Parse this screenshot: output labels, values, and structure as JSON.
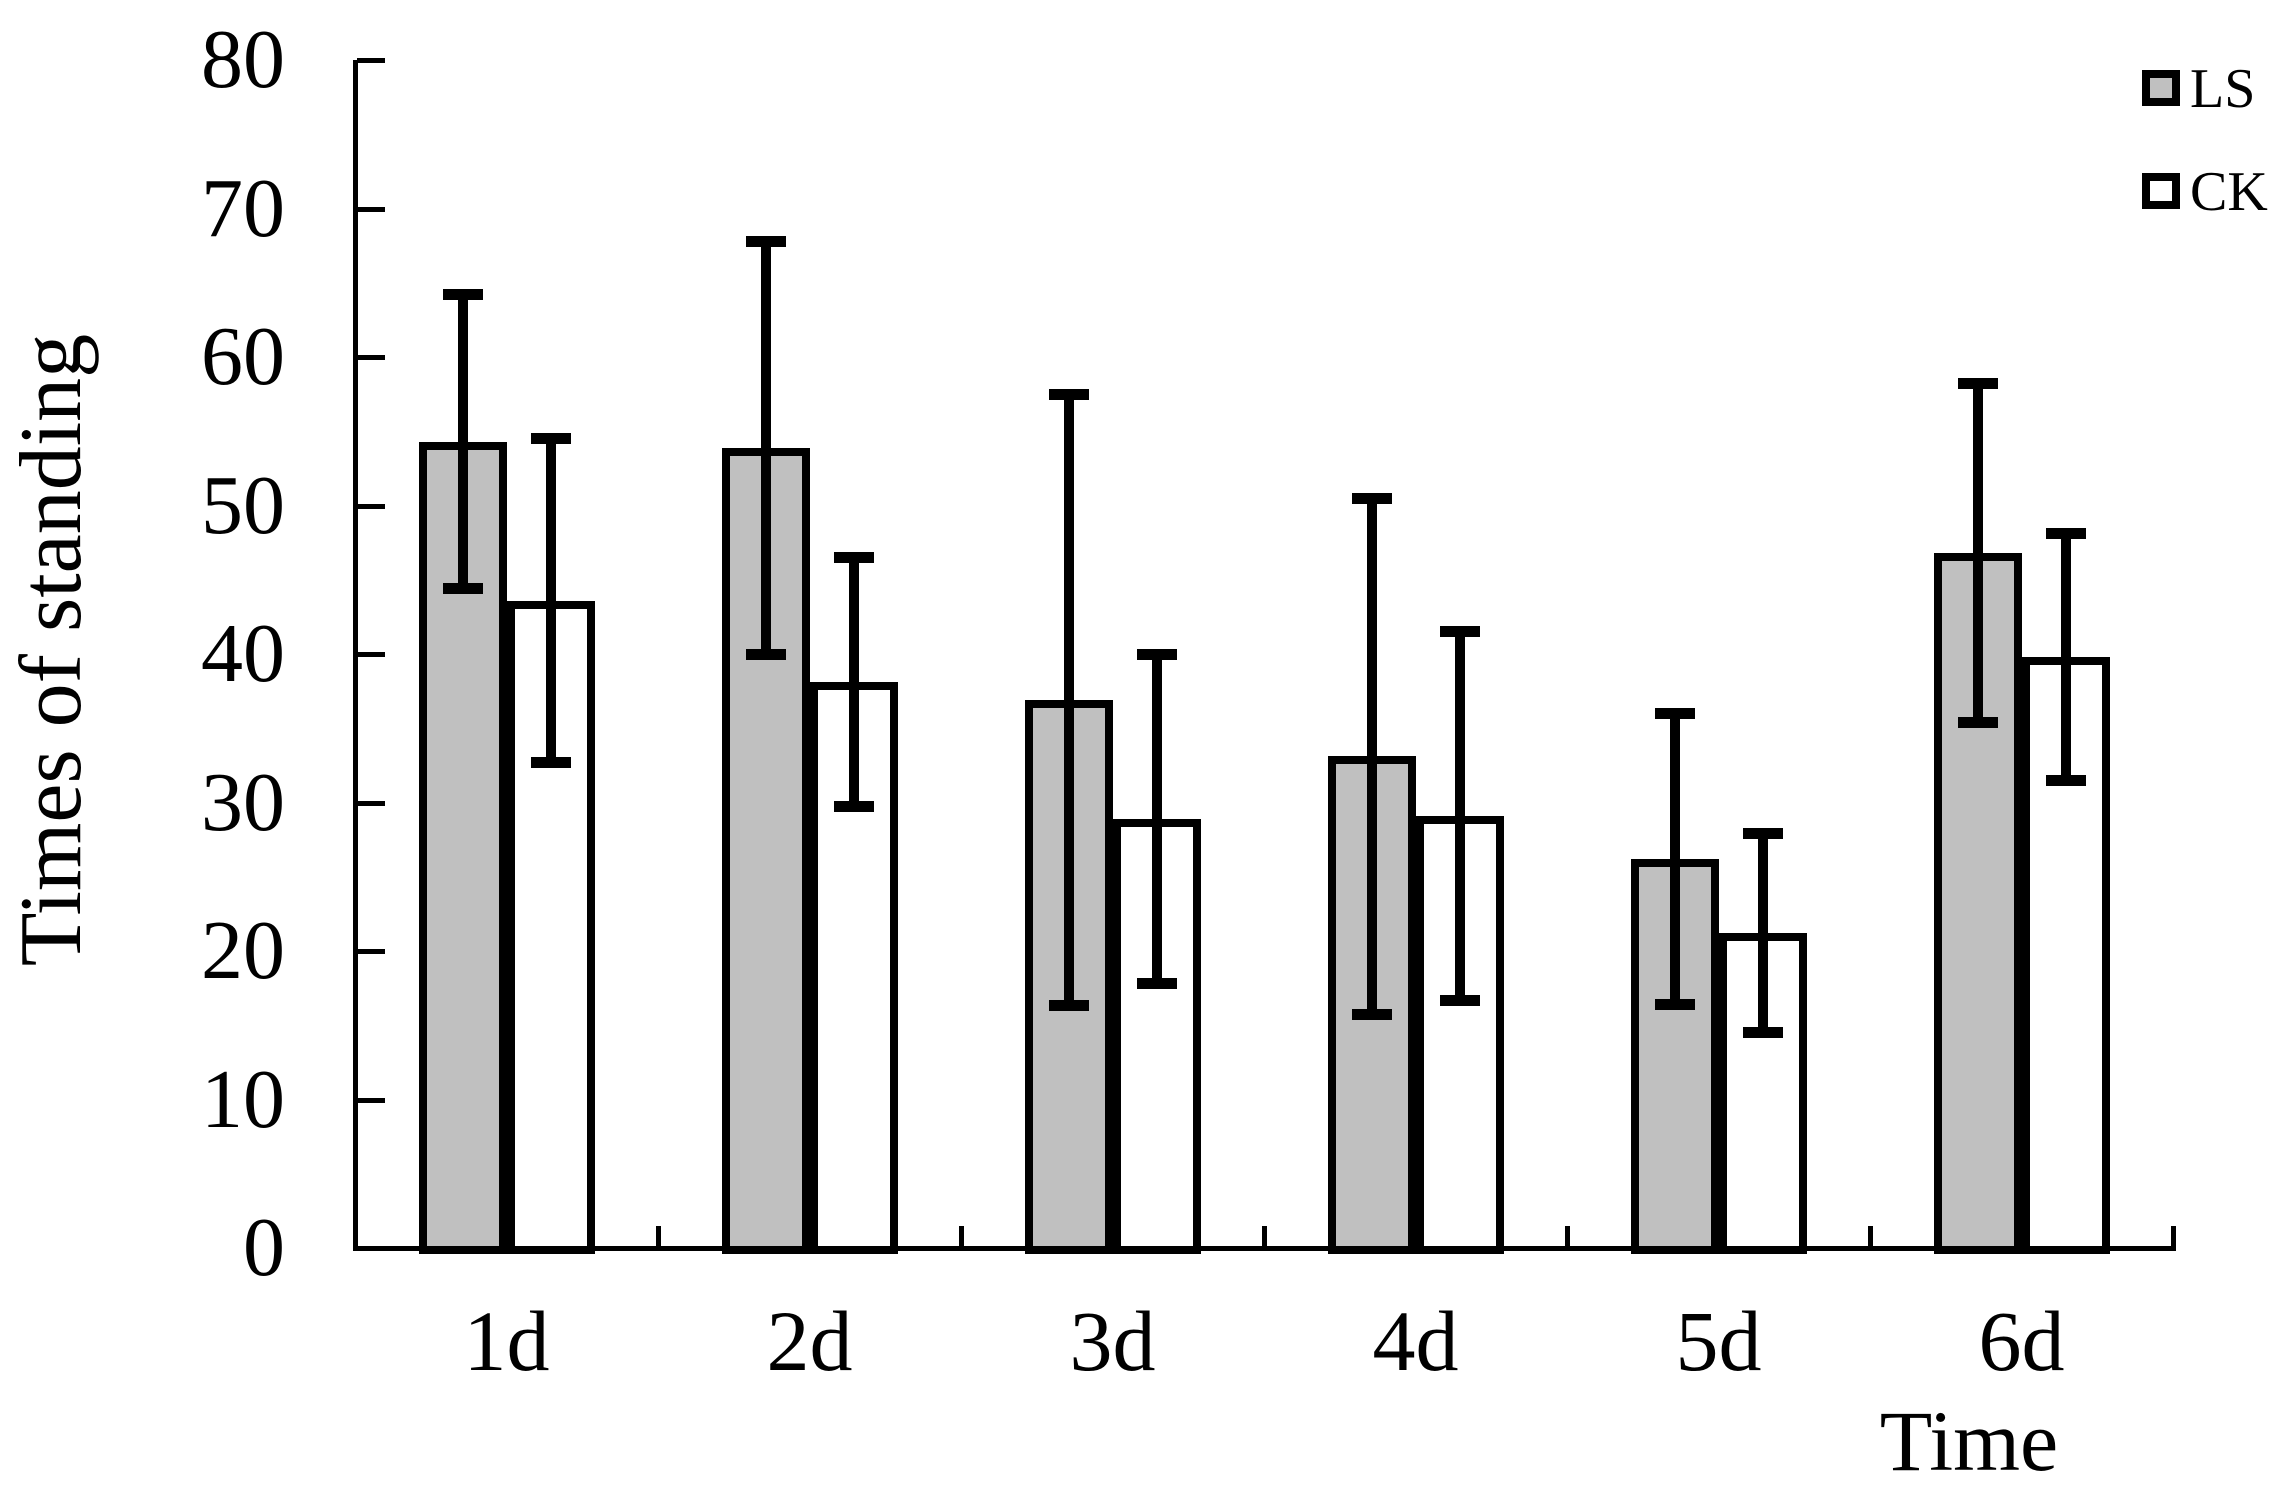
{
  "figure": {
    "background": "#ffffff",
    "text_color": "#000000"
  },
  "chart_data": {
    "type": "bar",
    "title": "",
    "xlabel": "Time",
    "ylabel": "Times of standing",
    "categories": [
      "1d",
      "2d",
      "3d",
      "4d",
      "5d",
      "6d"
    ],
    "series": [
      {
        "name": "LS",
        "fill": "#c0c0c0",
        "values": [
          54.3,
          53.9,
          36.9,
          33.1,
          26.2,
          46.8
        ],
        "errors": [
          9.9,
          13.9,
          20.6,
          17.4,
          9.8,
          11.4
        ]
      },
      {
        "name": "CK",
        "fill": "#ffffff",
        "values": [
          43.6,
          38.1,
          28.9,
          29.1,
          21.2,
          39.8
        ],
        "errors": [
          10.9,
          8.4,
          11.1,
          12.4,
          6.7,
          8.3
        ]
      }
    ],
    "ylim": [
      0,
      80
    ],
    "ytick_step": 10,
    "y_tick_labels": [
      "0",
      "10",
      "20",
      "30",
      "40",
      "50",
      "60",
      "70",
      "80"
    ],
    "error_bars": true,
    "grid": false,
    "legend_position": "top-right",
    "bar_outline": "#000000"
  }
}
= = =
- **WHAT TO DO**: Copy the data word for word. Pictures do not go in the copy.

- **ANSWER TO THIS EXERCISE**:
Parse this screenshot: output labels, values, and structure as JSON.
{
  "figure": {
    "background": "#ffffff",
    "text_color": "#000000"
  },
  "chart_data": {
    "type": "bar",
    "title": "",
    "xlabel": "Time",
    "ylabel": "Times of standing",
    "categories": [
      "1d",
      "2d",
      "3d",
      "4d",
      "5d",
      "6d"
    ],
    "series": [
      {
        "name": "LS",
        "fill": "#c0c0c0",
        "values": [
          54.3,
          53.9,
          36.9,
          33.1,
          26.2,
          46.8
        ],
        "errors": [
          9.9,
          13.9,
          20.6,
          17.4,
          9.8,
          11.4
        ]
      },
      {
        "name": "CK",
        "fill": "#ffffff",
        "values": [
          43.6,
          38.1,
          28.9,
          29.1,
          21.2,
          39.8
        ],
        "errors": [
          10.9,
          8.4,
          11.1,
          12.4,
          6.7,
          8.3
        ]
      }
    ],
    "ylim": [
      0,
      80
    ],
    "ytick_step": 10,
    "y_tick_labels": [
      "0",
      "10",
      "20",
      "30",
      "40",
      "50",
      "60",
      "70",
      "80"
    ],
    "error_bars": true,
    "grid": false,
    "legend_position": "top-right",
    "bar_outline": "#000000"
  }
}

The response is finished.